### [Extrait du texte]
------------

3. Aux termes de l'article 3-3 de la loi n° 84-53 du 26 janvier 1984, dans sa rédaction alors en vigueur : " Par dérogation au principe énoncé à l'article 3 de la loi n° 83-634 du 13 juillet 1983 précitée et sous réserve de l'article 34 de la présente loi, des emplois permanents peuvent être occupés de manière permanente par des agents contractuels dans les cas suivants : (...) 2° Lorsque les besoins des services ou la nature des fonctions le justifient et sous réserve qu'aucun fonctionnaire n'ait pu être recruté dans les conditions prévues par la présente loi (...) Les agents ainsi recrutés sont engagés par contrat à durée déterminée d'une durée maximale de trois ans. Ces contrats sont renouvelables par reconduction expresse, dans la limite d'une durée maximale de six ans (...) ". L'article 34 de la même loi disposait alors que : " Les emplois de chaque collectivité ou établissement sont créés par l'organe délibérant de la collectivité ou de l'établissement. La délibération précise le grade ou, le cas échéant, les grades correspondant à l'emploi créé. Elle indique, le cas échéant, si l'emploi peut également être pourvu par un agent contractuel sur le fondement de l'article 3-3 (...) ".

4. Un agent public qui a été recruté par un contrat à durée déterminée ne bénéficie d'aucun droit au renouvellement de son contrat. Toutefois, l'administration ne peut légalement décider, au terme de son contrat, de ne pas le renouveler que pour un motif tiré de l'intérêt du service. Un tel motif s'apprécie au regard des besoins du service ou de considérations tenant à la personne de l'agent. Lorsqu'un agent public sollicite le versement d'une indemnité en réparation du préjudice subi du fait de l'illégalité de la décision de ne pas renouveler son contrat ou de le modifier substantiellement sans son accord, sans demander l'annulation de cette décision, il appartient au juge de plein contentieux, forgeant sa conviction au vu de l'ensemble des éléments produits par les parties, de lui accorder une indemnité versée pour solde de tout compte et déterminée en tenant compte notamment de la nature et de la gravité de l'illégalité, de l'ancienneté de l'intéressé, de sa rémunération antérieure, et des troubles dans ses conditions d'existence.

------------

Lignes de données
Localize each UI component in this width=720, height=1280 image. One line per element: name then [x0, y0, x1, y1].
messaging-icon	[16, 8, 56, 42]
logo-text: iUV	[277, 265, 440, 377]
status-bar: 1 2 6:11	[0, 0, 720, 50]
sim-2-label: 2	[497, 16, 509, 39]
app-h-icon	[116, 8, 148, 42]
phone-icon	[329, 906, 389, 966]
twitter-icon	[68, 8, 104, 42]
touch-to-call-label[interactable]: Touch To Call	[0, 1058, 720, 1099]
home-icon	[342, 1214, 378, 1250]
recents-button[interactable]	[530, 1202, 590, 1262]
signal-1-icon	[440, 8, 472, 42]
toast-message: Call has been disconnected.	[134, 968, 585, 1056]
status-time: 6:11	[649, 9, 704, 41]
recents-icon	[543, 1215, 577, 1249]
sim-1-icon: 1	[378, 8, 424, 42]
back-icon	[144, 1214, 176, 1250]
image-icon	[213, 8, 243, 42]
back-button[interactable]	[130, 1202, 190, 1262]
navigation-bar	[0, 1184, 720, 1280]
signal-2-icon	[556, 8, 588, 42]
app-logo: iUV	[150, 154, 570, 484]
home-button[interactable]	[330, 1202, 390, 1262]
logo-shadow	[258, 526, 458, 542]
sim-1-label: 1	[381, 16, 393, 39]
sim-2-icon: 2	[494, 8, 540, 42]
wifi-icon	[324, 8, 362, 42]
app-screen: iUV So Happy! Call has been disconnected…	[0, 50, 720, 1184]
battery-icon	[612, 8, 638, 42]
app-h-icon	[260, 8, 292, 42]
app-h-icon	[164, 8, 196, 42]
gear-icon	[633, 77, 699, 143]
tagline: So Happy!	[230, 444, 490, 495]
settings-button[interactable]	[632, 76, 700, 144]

------------

Donnez la suite de l'extrait de décision sur le non-renouvellement du contrat d'un agent public contractuel, à partir de sa dernière phrase.

5. Ainsi que l'a relevé le tribunal, il résulte de l'instruction que la décision par laquelle la commune a décidé de ne pas renouveler le contrat de Mme A... à l'expiration de son terme au 31 décembre 2018 s'explique par la volonté, d'une part, de procéder au recrutement d'un fonctionnaire titulaire sur son poste et, d'autre part, de réduire la dotation horaire du poste jusqu'alors occupé par l'intéressée afin de le rendre plus adapté aux besoins de la commune. Un tel motif justifie à lui seul la décision de non-renouvellement.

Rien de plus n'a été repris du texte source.